Collected data entries:
+ + + + + + +

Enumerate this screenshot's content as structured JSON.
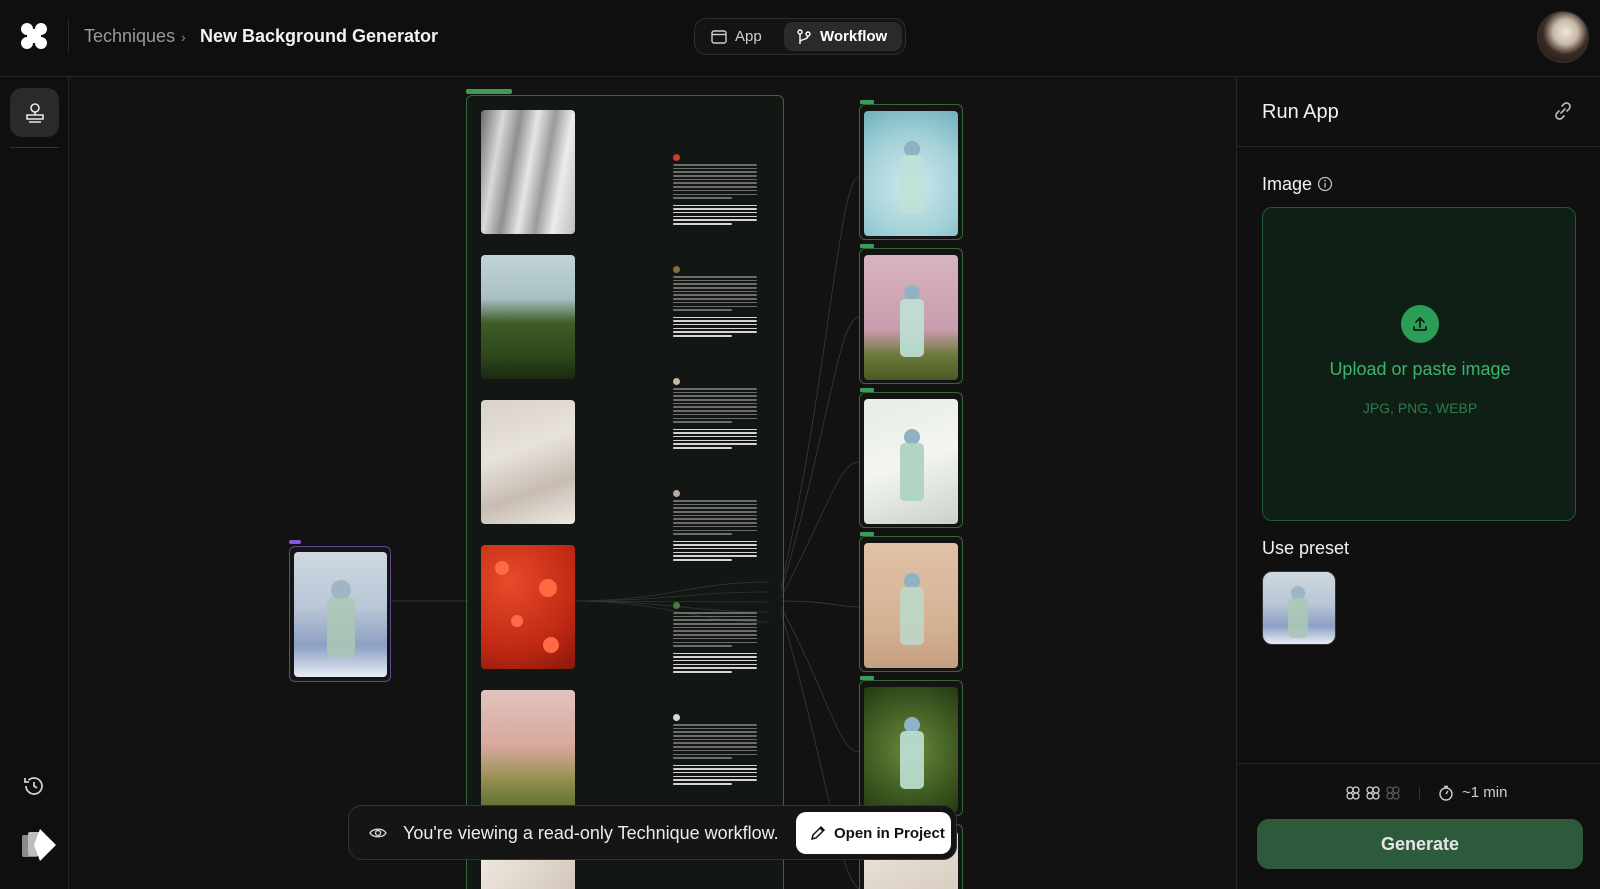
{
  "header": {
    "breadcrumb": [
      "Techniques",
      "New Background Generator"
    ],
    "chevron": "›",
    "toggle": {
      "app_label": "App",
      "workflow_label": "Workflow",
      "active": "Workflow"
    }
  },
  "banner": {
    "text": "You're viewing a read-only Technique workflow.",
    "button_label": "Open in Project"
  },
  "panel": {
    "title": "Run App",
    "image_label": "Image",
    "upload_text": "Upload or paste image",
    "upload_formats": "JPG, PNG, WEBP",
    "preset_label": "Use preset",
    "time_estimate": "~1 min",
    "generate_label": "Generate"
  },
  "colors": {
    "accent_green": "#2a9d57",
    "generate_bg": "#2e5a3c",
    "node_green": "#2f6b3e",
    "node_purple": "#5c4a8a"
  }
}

+ + + + + + +

* Direction
Using the records above, output their complete text exactly, minus any images.

* Worked answer
Enumerate this screenshot's content as structured JSON.
{
  "header": {
    "breadcrumb": [
      "Techniques",
      "New Background Generator"
    ],
    "chevron": "›",
    "toggle": {
      "app_label": "App",
      "workflow_label": "Workflow",
      "active": "Workflow"
    }
  },
  "banner": {
    "text": "You're viewing a read-only Technique workflow.",
    "button_label": "Open in Project"
  },
  "panel": {
    "title": "Run App",
    "image_label": "Image",
    "upload_text": "Upload or paste image",
    "upload_formats": "JPG, PNG, WEBP",
    "preset_label": "Use preset",
    "time_estimate": "~1 min",
    "generate_label": "Generate"
  },
  "colors": {
    "accent_green": "#2a9d57",
    "generate_bg": "#2e5a3c",
    "node_green": "#2f6b3e",
    "node_purple": "#5c4a8a"
  }
}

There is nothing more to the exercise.